Stated problem
Collect the lines of the entries where "xlabel" shows up.

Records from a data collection
----
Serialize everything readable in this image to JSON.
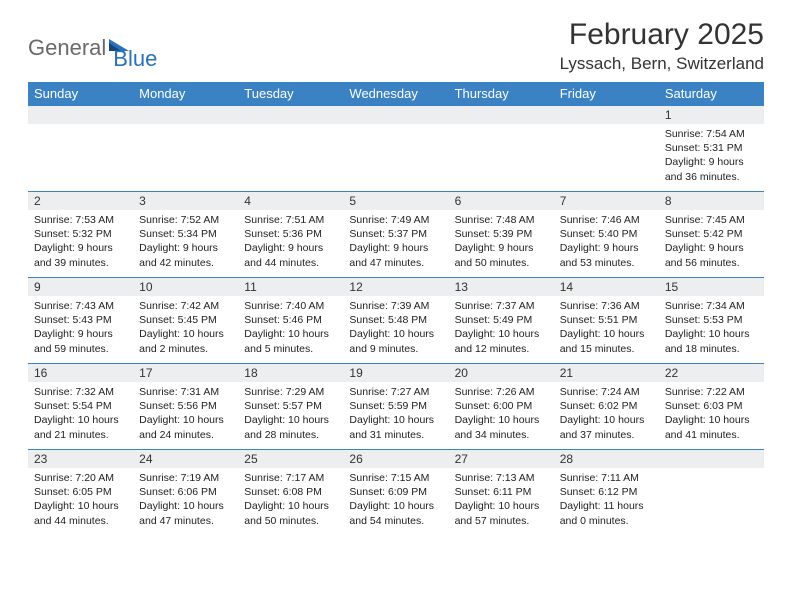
{
  "brand": {
    "part1": "General",
    "part2": "Blue"
  },
  "title": "February 2025",
  "location": "Lyssach, Bern, Switzerland",
  "colors": {
    "header_bg": "#3b82c4",
    "header_fg": "#ffffff",
    "daynum_bg": "#eceeef",
    "rule": "#3b82c4",
    "brand_gray": "#6a6a6a",
    "brand_blue": "#2a72b5"
  },
  "weekdays": [
    "Sunday",
    "Monday",
    "Tuesday",
    "Wednesday",
    "Thursday",
    "Friday",
    "Saturday"
  ],
  "grid": [
    [
      {
        "empty": true
      },
      {
        "empty": true
      },
      {
        "empty": true
      },
      {
        "empty": true
      },
      {
        "empty": true
      },
      {
        "empty": true
      },
      {
        "n": "1",
        "sunrise": "7:54 AM",
        "sunset": "5:31 PM",
        "daylight": "9 hours and 36 minutes."
      }
    ],
    [
      {
        "n": "2",
        "sunrise": "7:53 AM",
        "sunset": "5:32 PM",
        "daylight": "9 hours and 39 minutes."
      },
      {
        "n": "3",
        "sunrise": "7:52 AM",
        "sunset": "5:34 PM",
        "daylight": "9 hours and 42 minutes."
      },
      {
        "n": "4",
        "sunrise": "7:51 AM",
        "sunset": "5:36 PM",
        "daylight": "9 hours and 44 minutes."
      },
      {
        "n": "5",
        "sunrise": "7:49 AM",
        "sunset": "5:37 PM",
        "daylight": "9 hours and 47 minutes."
      },
      {
        "n": "6",
        "sunrise": "7:48 AM",
        "sunset": "5:39 PM",
        "daylight": "9 hours and 50 minutes."
      },
      {
        "n": "7",
        "sunrise": "7:46 AM",
        "sunset": "5:40 PM",
        "daylight": "9 hours and 53 minutes."
      },
      {
        "n": "8",
        "sunrise": "7:45 AM",
        "sunset": "5:42 PM",
        "daylight": "9 hours and 56 minutes."
      }
    ],
    [
      {
        "n": "9",
        "sunrise": "7:43 AM",
        "sunset": "5:43 PM",
        "daylight": "9 hours and 59 minutes."
      },
      {
        "n": "10",
        "sunrise": "7:42 AM",
        "sunset": "5:45 PM",
        "daylight": "10 hours and 2 minutes."
      },
      {
        "n": "11",
        "sunrise": "7:40 AM",
        "sunset": "5:46 PM",
        "daylight": "10 hours and 5 minutes."
      },
      {
        "n": "12",
        "sunrise": "7:39 AM",
        "sunset": "5:48 PM",
        "daylight": "10 hours and 9 minutes."
      },
      {
        "n": "13",
        "sunrise": "7:37 AM",
        "sunset": "5:49 PM",
        "daylight": "10 hours and 12 minutes."
      },
      {
        "n": "14",
        "sunrise": "7:36 AM",
        "sunset": "5:51 PM",
        "daylight": "10 hours and 15 minutes."
      },
      {
        "n": "15",
        "sunrise": "7:34 AM",
        "sunset": "5:53 PM",
        "daylight": "10 hours and 18 minutes."
      }
    ],
    [
      {
        "n": "16",
        "sunrise": "7:32 AM",
        "sunset": "5:54 PM",
        "daylight": "10 hours and 21 minutes."
      },
      {
        "n": "17",
        "sunrise": "7:31 AM",
        "sunset": "5:56 PM",
        "daylight": "10 hours and 24 minutes."
      },
      {
        "n": "18",
        "sunrise": "7:29 AM",
        "sunset": "5:57 PM",
        "daylight": "10 hours and 28 minutes."
      },
      {
        "n": "19",
        "sunrise": "7:27 AM",
        "sunset": "5:59 PM",
        "daylight": "10 hours and 31 minutes."
      },
      {
        "n": "20",
        "sunrise": "7:26 AM",
        "sunset": "6:00 PM",
        "daylight": "10 hours and 34 minutes."
      },
      {
        "n": "21",
        "sunrise": "7:24 AM",
        "sunset": "6:02 PM",
        "daylight": "10 hours and 37 minutes."
      },
      {
        "n": "22",
        "sunrise": "7:22 AM",
        "sunset": "6:03 PM",
        "daylight": "10 hours and 41 minutes."
      }
    ],
    [
      {
        "n": "23",
        "sunrise": "7:20 AM",
        "sunset": "6:05 PM",
        "daylight": "10 hours and 44 minutes."
      },
      {
        "n": "24",
        "sunrise": "7:19 AM",
        "sunset": "6:06 PM",
        "daylight": "10 hours and 47 minutes."
      },
      {
        "n": "25",
        "sunrise": "7:17 AM",
        "sunset": "6:08 PM",
        "daylight": "10 hours and 50 minutes."
      },
      {
        "n": "26",
        "sunrise": "7:15 AM",
        "sunset": "6:09 PM",
        "daylight": "10 hours and 54 minutes."
      },
      {
        "n": "27",
        "sunrise": "7:13 AM",
        "sunset": "6:11 PM",
        "daylight": "10 hours and 57 minutes."
      },
      {
        "n": "28",
        "sunrise": "7:11 AM",
        "sunset": "6:12 PM",
        "daylight": "11 hours and 0 minutes."
      },
      {
        "empty": true
      }
    ]
  ],
  "labels": {
    "sunrise": "Sunrise:",
    "sunset": "Sunset:",
    "daylight": "Daylight:"
  }
}
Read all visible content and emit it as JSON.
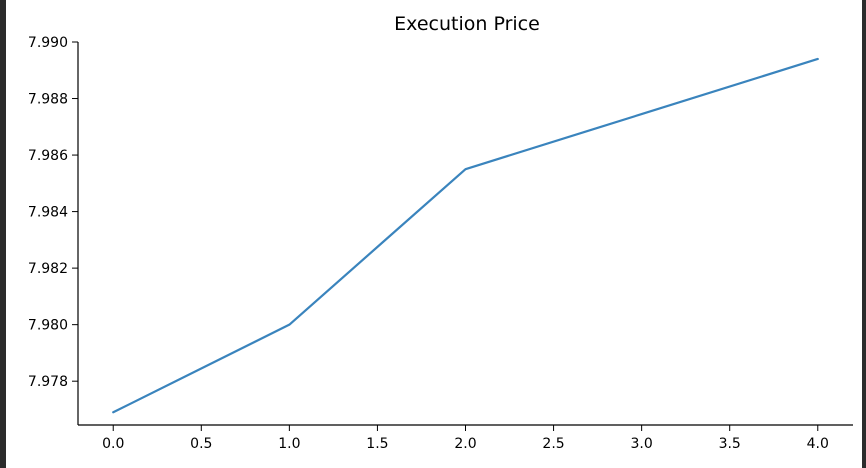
{
  "chart_data": {
    "type": "line",
    "title": "Execution Price",
    "xlabel": "",
    "ylabel": "",
    "x": [
      0,
      1,
      2,
      3,
      4
    ],
    "series": [
      {
        "values": [
          7.9769,
          7.98,
          7.9855,
          7.98745,
          7.9894
        ],
        "color": "#3a84bd"
      }
    ],
    "xlim": [
      -0.2,
      4.2
    ],
    "ylim": [
      7.97645,
      7.99
    ],
    "x_ticks": [
      {
        "value": 0.0,
        "label": "0.0"
      },
      {
        "value": 0.5,
        "label": "0.5"
      },
      {
        "value": 1.0,
        "label": "1.0"
      },
      {
        "value": 1.5,
        "label": "1.5"
      },
      {
        "value": 2.0,
        "label": "2.0"
      },
      {
        "value": 2.5,
        "label": "2.5"
      },
      {
        "value": 3.0,
        "label": "3.0"
      },
      {
        "value": 3.5,
        "label": "3.5"
      },
      {
        "value": 4.0,
        "label": "4.0"
      }
    ],
    "y_ticks": [
      {
        "value": 7.978,
        "label": "7.978"
      },
      {
        "value": 7.98,
        "label": "7.980"
      },
      {
        "value": 7.982,
        "label": "7.982"
      },
      {
        "value": 7.984,
        "label": "7.984"
      },
      {
        "value": 7.986,
        "label": "7.986"
      },
      {
        "value": 7.988,
        "label": "7.988"
      },
      {
        "value": 7.99,
        "label": "7.990"
      }
    ],
    "grid": false,
    "spines": [
      "left",
      "bottom"
    ]
  }
}
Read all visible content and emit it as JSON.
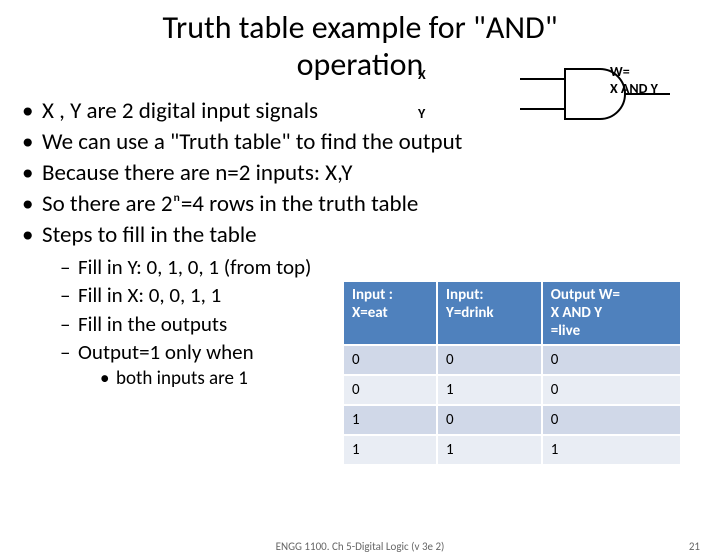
{
  "title_line1": "Truth table example for \"AND\"",
  "title_line2": "operation",
  "gate": {
    "x": "X",
    "y": "Y",
    "w_line1": "W=",
    "w_line2": "X AND Y"
  },
  "bullets": [
    "X , Y are 2 digital input signals",
    "We can use a \"Truth table\" to find the output",
    "Because there are n=2 inputs: X,Y",
    "So there are 2ⁿ=4 rows in the  truth table",
    "Steps to fill in the table"
  ],
  "sub_bullets": [
    "Fill in Y: 0, 1, 0, 1 (from top)",
    "Fill in X: 0, 0, 1, 1",
    "Fill in the outputs",
    "Output=1 only when"
  ],
  "sub_sub": [
    "both inputs are 1"
  ],
  "table": {
    "headers": [
      "Input :\nX=eat",
      "Input:\nY=drink",
      "Output W=\nX AND Y\n=live"
    ],
    "rows": [
      [
        "0",
        "0",
        "0"
      ],
      [
        "0",
        "1",
        "0"
      ],
      [
        "1",
        "0",
        "0"
      ],
      [
        "1",
        "1",
        "1"
      ]
    ],
    "header_bg": "#4f81bd",
    "header_fg": "#ffffff",
    "row_odd_bg": "#d0d8e8",
    "row_even_bg": "#e9edf4"
  },
  "footer": {
    "text": "ENGG 1100. Ch 5-Digital Logic (v 3e 2)",
    "page": "21"
  }
}
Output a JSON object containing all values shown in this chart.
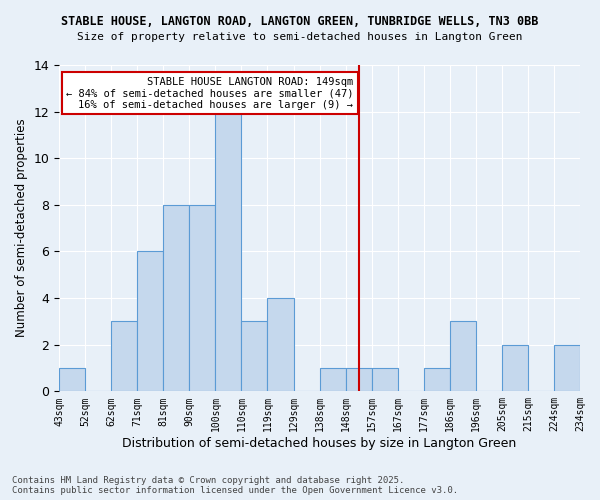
{
  "title1": "STABLE HOUSE, LANGTON ROAD, LANGTON GREEN, TUNBRIDGE WELLS, TN3 0BB",
  "title2": "Size of property relative to semi-detached houses in Langton Green",
  "xlabel": "Distribution of semi-detached houses by size in Langton Green",
  "ylabel": "Number of semi-detached properties",
  "footer1": "Contains HM Land Registry data © Crown copyright and database right 2025.",
  "footer2": "Contains public sector information licensed under the Open Government Licence v3.0.",
  "annotation_line1": "STABLE HOUSE LANGTON ROAD: 149sqm",
  "annotation_line2": "← 84% of semi-detached houses are smaller (47)",
  "annotation_line3": "16% of semi-detached houses are larger (9) →",
  "bin_labels": [
    "43sqm",
    "52sqm",
    "62sqm",
    "71sqm",
    "81sqm",
    "90sqm",
    "100sqm",
    "110sqm",
    "119sqm",
    "129sqm",
    "138sqm",
    "148sqm",
    "157sqm",
    "167sqm",
    "177sqm",
    "186sqm",
    "196sqm",
    "205sqm",
    "215sqm",
    "224sqm",
    "234sqm"
  ],
  "bar_values": [
    1,
    0,
    3,
    6,
    8,
    8,
    12,
    3,
    4,
    0,
    1,
    1,
    1,
    0,
    1,
    3,
    0,
    2,
    0,
    2
  ],
  "bar_color": "#c5d8ed",
  "bar_edge_color": "#5b9bd5",
  "property_line_x": 11.5,
  "property_line_color": "#cc0000",
  "annotation_box_color": "#cc0000",
  "background_color": "#e8f0f8",
  "ylim": [
    0,
    14
  ],
  "yticks": [
    0,
    2,
    4,
    6,
    8,
    10,
    12,
    14
  ]
}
----
Exercise result
    "xlabel": "",
  "xlabel": "Distribution of semi-detached houses by size in Langton Green",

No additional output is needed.